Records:
########
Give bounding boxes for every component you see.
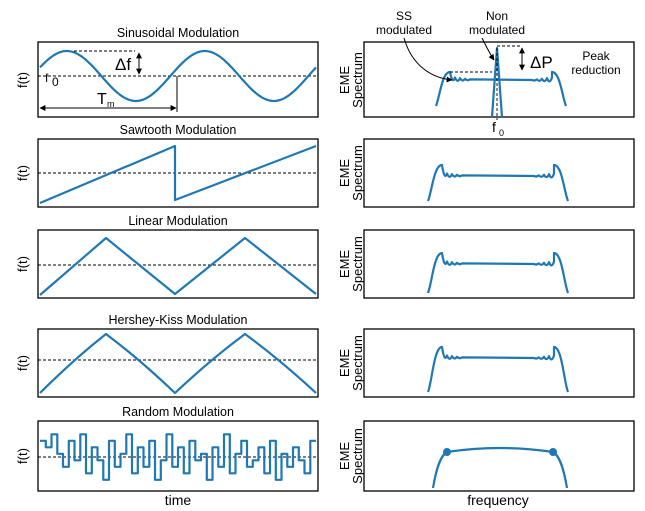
- title-sinusoidal: Sinusoidal Modulation: [117, 26, 239, 40]
- y-label-hershey: f(t): [15, 355, 30, 371]
- spectrum-frame-linear: [363, 229, 635, 299]
- spectrum-frame-sawtooth: [363, 138, 635, 208]
- frame-hershey: [37, 328, 319, 398]
- waveform-sawtooth: [39, 144, 317, 205]
- spectrum-y-label-2: EME Spectrum: [337, 145, 365, 201]
- peak-reduction-line2: reduction: [571, 63, 620, 77]
- period-subscript: m: [107, 99, 115, 109]
- spectrum-f0-subscript: 0: [499, 128, 504, 138]
- spectrum-frame-sinusoidal: [363, 41, 635, 118]
- left-y-labels: f(t) f(t) f(t) f(t) f(t): [15, 72, 30, 464]
- y-label-linear: f(t): [15, 256, 30, 272]
- non-modulated-arrow: [481, 37, 495, 61]
- spectrum-y-label-5: EME Spectrum: [337, 428, 365, 484]
- spectrum-y-label-3: EME Spectrum: [337, 236, 365, 292]
- non-modulated-line2: modulated: [469, 23, 525, 37]
- waveform-sinusoidal: [39, 49, 317, 103]
- y-label-sawtooth: f(t): [15, 165, 30, 181]
- spectrum-y-label-2-bottom: Spectrum: [350, 145, 365, 201]
- title-hershey: Hershey-Kiss Modulation: [109, 313, 248, 327]
- spectrum-frame-random: [363, 420, 635, 492]
- waveform-hershey: [39, 332, 317, 395]
- panel-sinusoidal: Sinusoidal Modulation Δf f 0 T m: [37, 26, 319, 118]
- spectrum-random-left-dot: [443, 448, 451, 456]
- delta-f-label: Δf: [115, 55, 131, 74]
- title-linear: Linear Modulation: [128, 214, 227, 228]
- spectrum-y-label-4-bottom: Spectrum: [350, 335, 365, 391]
- ss-modulated-line1: SS: [396, 9, 412, 23]
- y-label-random: f(t): [15, 448, 30, 464]
- frame-sinusoidal: [37, 41, 319, 118]
- title-random: Random Modulation: [122, 405, 234, 419]
- f0-subscript: 0: [52, 75, 59, 89]
- panel-random: Random Modulation: [37, 405, 319, 492]
- spectrum-sinusoidal: [434, 70, 568, 107]
- spectrum-y-label-1: EME Spectrum: [337, 52, 365, 108]
- x-label-frequency: frequency: [467, 492, 528, 508]
- f0-label: f: [45, 71, 49, 85]
- delta-p-label: ΔP: [530, 53, 553, 72]
- frame-linear: [37, 229, 319, 299]
- spectrum-y-label-1-top: EME: [337, 66, 352, 95]
- spectrum-y-label-5-top: EME: [337, 442, 352, 471]
- spectrum-panel-linear: [363, 229, 635, 299]
- right-y-labels: EME Spectrum EME Spectrum EME Spectrum E…: [337, 52, 365, 484]
- spectrum-y-label-1-bottom: Spectrum: [350, 52, 365, 108]
- panel-sawtooth: Sawtooth Modulation: [37, 123, 319, 208]
- spectrum-panel-sawtooth: [363, 138, 635, 208]
- spectrum-frame-hershey: [363, 328, 635, 398]
- frame-random: [37, 420, 319, 492]
- spectrum-panel-random: [363, 420, 635, 492]
- spectrum-random-right-dot: [549, 448, 557, 456]
- spectrum-y-label-4-top: EME: [337, 349, 352, 378]
- spectrum-panel-sinusoidal: ΔP Peak reduction SS modulated Non modul…: [363, 9, 635, 138]
- panel-hershey: Hershey-Kiss Modulation: [37, 313, 319, 398]
- ss-modulated-line2: modulated: [376, 23, 432, 37]
- title-sawtooth: Sawtooth Modulation: [120, 123, 237, 137]
- spectrum-random: [431, 446, 569, 489]
- ss-modulated-arrow: [403, 37, 453, 83]
- spectrum-panel-hershey: [363, 328, 635, 398]
- x-label-time: time: [165, 492, 192, 508]
- spectrum-hershey: [426, 345, 570, 393]
- spectrum-y-label-3-bottom: Spectrum: [350, 236, 365, 292]
- spectrum-y-label-2-top: EME: [337, 159, 352, 188]
- panel-linear: Linear Modulation: [37, 214, 319, 299]
- spectrum-y-label-5-bottom: Spectrum: [350, 428, 365, 484]
- spectrum-y-label-3-top: EME: [337, 250, 352, 279]
- waveform-random: [40, 433, 316, 481]
- spectrum-linear: [426, 251, 570, 294]
- non-modulated-line1: Non: [486, 9, 508, 23]
- peak-reduction-line1: Peak: [582, 49, 610, 63]
- spectrum-sawtooth: [426, 163, 570, 202]
- y-label-sinusoidal: f(t): [15, 72, 30, 88]
- waveform-linear: [39, 236, 317, 296]
- spectrum-f0-label: f: [492, 119, 496, 135]
- spectrum-y-label-4: EME Spectrum: [337, 335, 365, 391]
- period-label: T: [97, 91, 107, 108]
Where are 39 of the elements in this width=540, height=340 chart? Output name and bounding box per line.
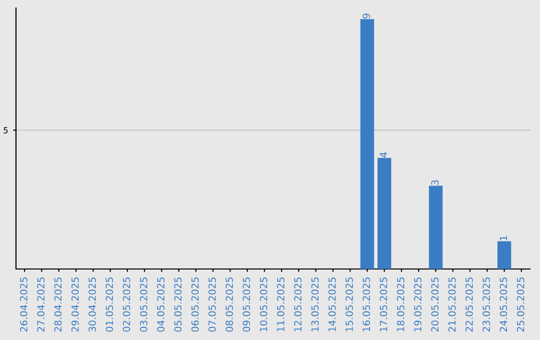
########
JOB => Copy out every row above word for word, leaving out the pictures.

FINAL RESULT =>
Give bounding boxes for every component you see.
- title-sinusoidal: Sinusoidal Modulation: [117, 26, 239, 40]
- y-label-hershey: f(t): [15, 355, 30, 371]
- spectrum-frame-linear: [363, 229, 635, 299]
- spectrum-frame-sawtooth: [363, 138, 635, 208]
- frame-hershey: [37, 328, 319, 398]
- waveform-sawtooth: [39, 144, 317, 205]
- spectrum-y-label-2: EME Spectrum: [337, 145, 365, 201]
- peak-reduction-line2: reduction: [571, 63, 620, 77]
- period-subscript: m: [107, 99, 115, 109]
- spectrum-f0-subscript: 0: [499, 128, 504, 138]
- spectrum-frame-sinusoidal: [363, 41, 635, 118]
- left-y-labels: f(t) f(t) f(t) f(t) f(t): [15, 72, 30, 464]
- y-label-linear: f(t): [15, 256, 30, 272]
- non-modulated-arrow: [481, 37, 495, 61]
- spectrum-y-label-5: EME Spectrum: [337, 428, 365, 484]
- spectrum-y-label-3: EME Spectrum: [337, 236, 365, 292]
- non-modulated-line2: modulated: [469, 23, 525, 37]
- waveform-sinusoidal: [39, 49, 317, 103]
- y-label-sawtooth: f(t): [15, 165, 30, 181]
- spectrum-y-label-2-bottom: Spectrum: [350, 145, 365, 201]
- title-hershey: Hershey-Kiss Modulation: [109, 313, 248, 327]
- spectrum-frame-random: [363, 420, 635, 492]
- waveform-hershey: [39, 332, 317, 395]
- panel-sinusoidal: Sinusoidal Modulation Δf f 0 T m: [37, 26, 319, 118]
- spectrum-random-left-dot: [443, 448, 451, 456]
- delta-f-label: Δf: [115, 55, 131, 74]
- title-linear: Linear Modulation: [128, 214, 227, 228]
- spectrum-y-label-4-bottom: Spectrum: [350, 335, 365, 391]
- ss-modulated-line1: SS: [396, 9, 412, 23]
- y-label-random: f(t): [15, 448, 30, 464]
- frame-sinusoidal: [37, 41, 319, 118]
- title-random: Random Modulation: [122, 405, 234, 419]
- f0-subscript: 0: [52, 75, 59, 89]
- panel-random: Random Modulation: [37, 405, 319, 492]
- spectrum-sinusoidal: [434, 70, 568, 107]
- spectrum-y-label-1: EME Spectrum: [337, 52, 365, 108]
- x-label-frequency: frequency: [467, 492, 528, 508]
- f0-label: f: [45, 71, 49, 85]
- delta-p-label: ΔP: [530, 53, 553, 72]
- frame-linear: [37, 229, 319, 299]
- spectrum-y-label-1-top: EME: [337, 66, 352, 95]
- spectrum-y-label-5-top: EME: [337, 442, 352, 471]
- spectrum-panel-linear: [363, 229, 635, 299]
- right-y-labels: EME Spectrum EME Spectrum EME Spectrum E…: [337, 52, 365, 484]
- spectrum-y-label-1-bottom: Spectrum: [350, 52, 365, 108]
- panel-sawtooth: Sawtooth Modulation: [37, 123, 319, 208]
- spectrum-panel-sawtooth: [363, 138, 635, 208]
- spectrum-frame-hershey: [363, 328, 635, 398]
- frame-random: [37, 420, 319, 492]
- spectrum-panel-random: [363, 420, 635, 492]
- spectrum-random-right-dot: [549, 448, 557, 456]
- spectrum-y-label-4-top: EME: [337, 349, 352, 378]
- spectrum-panel-sinusoidal: ΔP Peak reduction SS modulated Non modul…: [363, 9, 635, 138]
- panel-hershey: Hershey-Kiss Modulation: [37, 313, 319, 398]
- ss-modulated-line2: modulated: [376, 23, 432, 37]
- title-sawtooth: Sawtooth Modulation: [120, 123, 237, 137]
- spectrum-random: [431, 446, 569, 489]
- ss-modulated-arrow: [403, 37, 453, 83]
- spectrum-panel-hershey: [363, 328, 635, 398]
- x-label-time: time: [165, 492, 192, 508]
- spectrum-hershey: [426, 345, 570, 393]
- spectrum-y-label-3-bottom: Spectrum: [350, 236, 365, 292]
- spectrum-y-label-2-top: EME: [337, 159, 352, 188]
- panel-linear: Linear Modulation: [37, 214, 319, 299]
- spectrum-y-label-5-bottom: Spectrum: [350, 428, 365, 484]
- spectrum-y-label-3-top: EME: [337, 250, 352, 279]
- waveform-random: [40, 433, 316, 481]
- spectrum-linear: [426, 251, 570, 294]
- non-modulated-line1: Non: [486, 9, 508, 23]
- peak-reduction-line1: Peak: [582, 49, 610, 63]
- spectrum-sawtooth: [426, 163, 570, 202]
- y-label-sinusoidal: f(t): [15, 72, 30, 88]
- waveform-linear: [39, 236, 317, 296]
- spectrum-f0-label: f: [492, 119, 496, 135]
- spectrum-y-label-4: EME Spectrum: [337, 335, 365, 391]
- period-label: T: [97, 91, 107, 108]
Where are 39 of the elements in this width=540, height=340 chart? Output name and bounding box per line.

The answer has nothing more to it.